Selected extract:
Thanks Cafeirene for putting in easy to read format -- was anyone there who can say what the units sold for?  Curious about the week 51 and the gold weeks....


----------



## ivywag (Aug 8, 2017)

I called before the auction to ask about the week 23 Unit 632(gold) and the diamond unit.  The realtor said that the gold unit had paid up the delinquency and that she was representing another client for the Diamond week so couldn't represent us because there would be a conflict. I don't know if her client won the auction, but would be curious to know what it sold for.  My guess is that we would not have been willing to pay enough to win it anyway!


----------



## dewdrops (Aug 9, 2017)

ivywag said:


> I called before the auction to ask about the week 23 Unit 632(gold) and the diamond unit.  The realtor said that the gold unit had paid up the delinquency and that she was representing another client for the Diamond week so couldn't represent us because there would be a conflict. I don't know if her client won the auction, but would be curious to know what it sold for.  My guess is that we would not have been willing to pay enough to win it anyway!



Well, good thing I didn't drive up there then, the one unit I wanted was the week 23 Unit 632, since as like you I figured week 51 would go for more than I wanted to pay.


----------



## Tucsonadventurer (Aug 13, 2017)

Diamond week went for $8,000.


----------



## dewdrops (Aug 13, 2017)

I found out too the other Gold's sold for $4500-$4600 (maybe one was $4700). 
So good for the HOA and good for the winners!!

Also - I wonder if the $8000 would have passed ROFR under a regular sale.


----------

Extracted records:

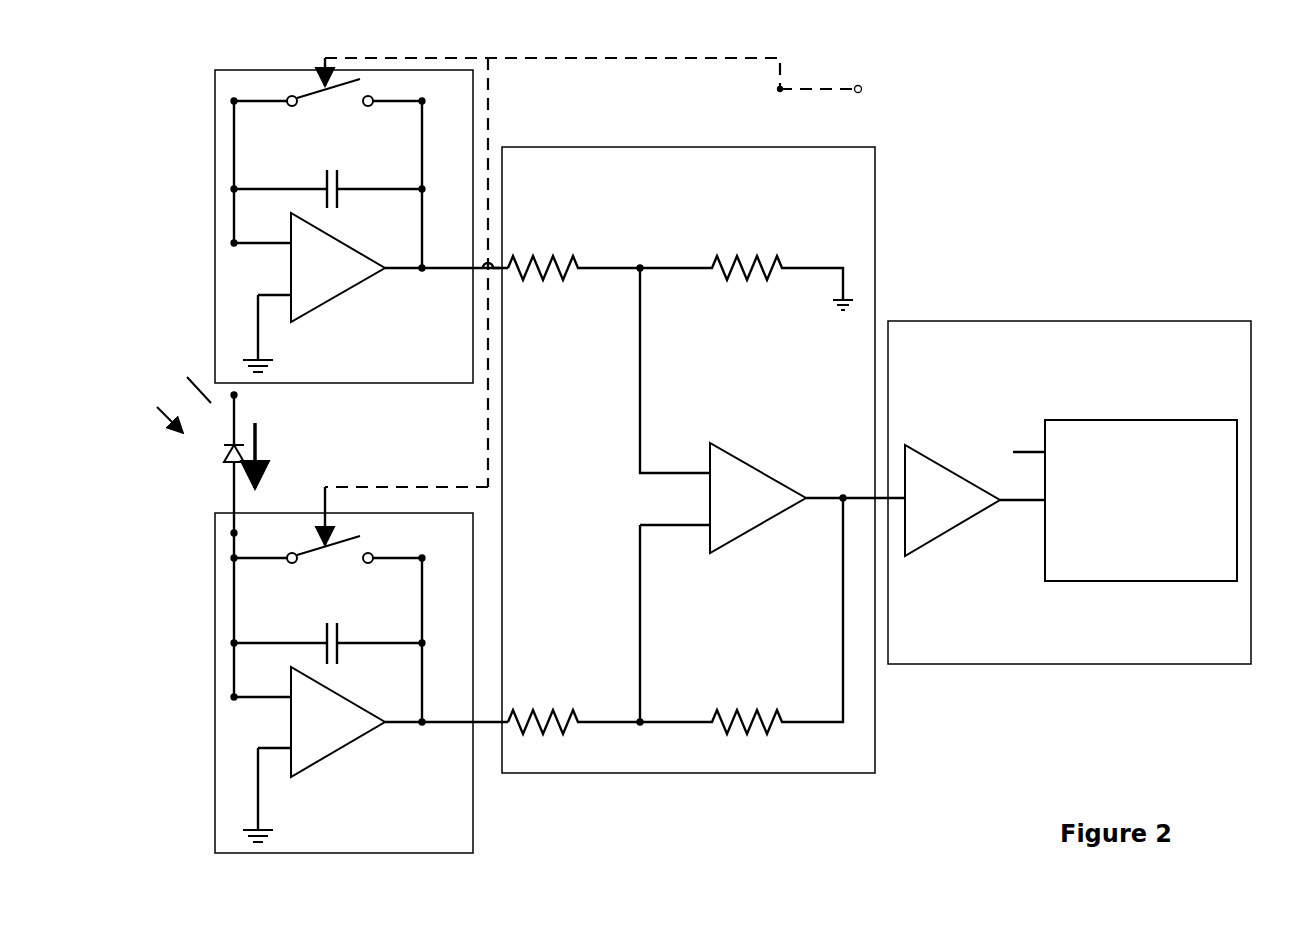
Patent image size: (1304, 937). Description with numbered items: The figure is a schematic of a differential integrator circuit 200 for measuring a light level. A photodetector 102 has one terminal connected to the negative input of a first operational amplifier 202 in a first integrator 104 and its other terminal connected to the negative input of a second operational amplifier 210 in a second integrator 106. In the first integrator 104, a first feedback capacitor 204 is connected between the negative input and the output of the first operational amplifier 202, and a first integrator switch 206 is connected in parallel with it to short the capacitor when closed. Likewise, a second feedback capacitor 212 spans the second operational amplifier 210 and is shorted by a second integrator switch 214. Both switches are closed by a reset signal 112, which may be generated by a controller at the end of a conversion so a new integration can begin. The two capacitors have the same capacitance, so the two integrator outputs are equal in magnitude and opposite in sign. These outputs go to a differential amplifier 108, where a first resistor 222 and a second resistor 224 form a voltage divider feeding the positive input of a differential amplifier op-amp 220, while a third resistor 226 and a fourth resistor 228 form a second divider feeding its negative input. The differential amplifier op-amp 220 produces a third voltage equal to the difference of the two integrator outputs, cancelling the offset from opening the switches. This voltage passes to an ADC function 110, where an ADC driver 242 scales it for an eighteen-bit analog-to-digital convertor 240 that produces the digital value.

...

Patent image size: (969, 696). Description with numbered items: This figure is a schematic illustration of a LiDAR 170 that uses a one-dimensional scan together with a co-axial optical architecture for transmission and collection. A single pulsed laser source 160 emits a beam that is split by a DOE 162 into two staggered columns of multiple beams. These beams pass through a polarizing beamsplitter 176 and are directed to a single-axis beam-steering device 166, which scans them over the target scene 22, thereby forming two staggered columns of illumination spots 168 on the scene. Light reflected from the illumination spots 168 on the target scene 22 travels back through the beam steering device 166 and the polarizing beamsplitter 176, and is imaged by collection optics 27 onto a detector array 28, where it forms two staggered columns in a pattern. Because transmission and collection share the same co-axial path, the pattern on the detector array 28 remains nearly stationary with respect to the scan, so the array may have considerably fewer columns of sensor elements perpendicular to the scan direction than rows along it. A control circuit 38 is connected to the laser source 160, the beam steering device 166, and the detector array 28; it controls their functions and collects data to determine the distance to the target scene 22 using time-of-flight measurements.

--

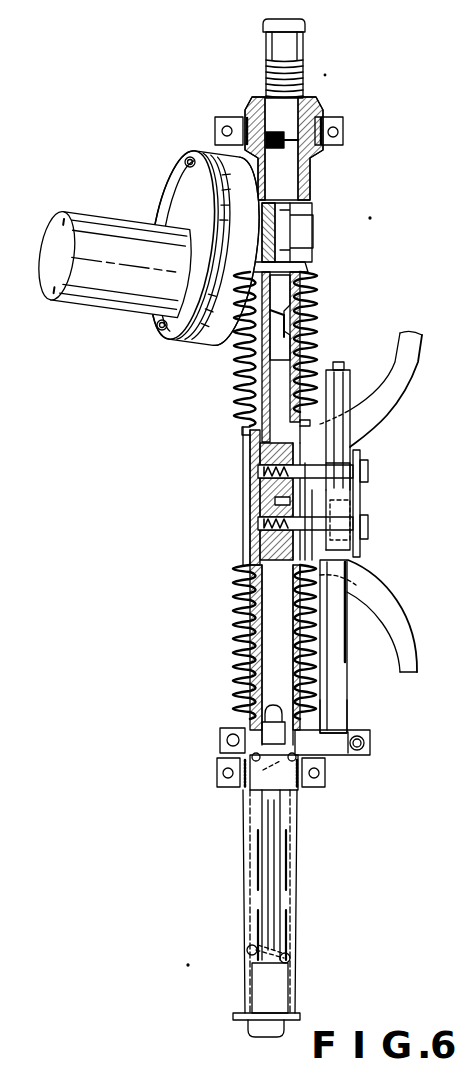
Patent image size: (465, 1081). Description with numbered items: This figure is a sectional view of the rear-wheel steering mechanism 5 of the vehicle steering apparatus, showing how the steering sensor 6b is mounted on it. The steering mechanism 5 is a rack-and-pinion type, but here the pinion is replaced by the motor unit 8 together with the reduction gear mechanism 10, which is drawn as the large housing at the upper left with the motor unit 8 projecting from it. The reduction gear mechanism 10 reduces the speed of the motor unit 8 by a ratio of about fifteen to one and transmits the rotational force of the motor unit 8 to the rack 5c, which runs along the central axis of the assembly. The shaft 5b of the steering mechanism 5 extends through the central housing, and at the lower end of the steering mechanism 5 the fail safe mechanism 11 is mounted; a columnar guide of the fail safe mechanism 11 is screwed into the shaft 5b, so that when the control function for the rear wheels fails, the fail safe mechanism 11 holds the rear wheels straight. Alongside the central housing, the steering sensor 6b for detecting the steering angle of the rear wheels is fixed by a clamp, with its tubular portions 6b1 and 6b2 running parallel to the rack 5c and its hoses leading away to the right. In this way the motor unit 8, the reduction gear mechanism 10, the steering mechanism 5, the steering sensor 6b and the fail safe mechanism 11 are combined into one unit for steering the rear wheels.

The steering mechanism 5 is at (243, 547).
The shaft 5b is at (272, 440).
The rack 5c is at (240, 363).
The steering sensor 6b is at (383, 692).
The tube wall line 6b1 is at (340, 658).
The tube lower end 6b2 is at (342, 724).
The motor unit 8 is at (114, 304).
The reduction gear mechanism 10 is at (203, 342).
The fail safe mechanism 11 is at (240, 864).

Instructions:
1: Copy the stretch of the auction thread from "Well, good thing" through "went for $8,000.", substituting "fly" for "drive".
2: In the auction thread, what price did the Diamond week go for?

Solutions to the tasks:
1:
Well, good thing I didn't fly up there then, the one unit I wanted was the week 23 Unit 632, since as like you I figured week 51 would go for more than I wanted to pay.


----------



## Tucsonadventurer (Aug 13, 2017)

Diamond week went for $8,000.

2: $8,000.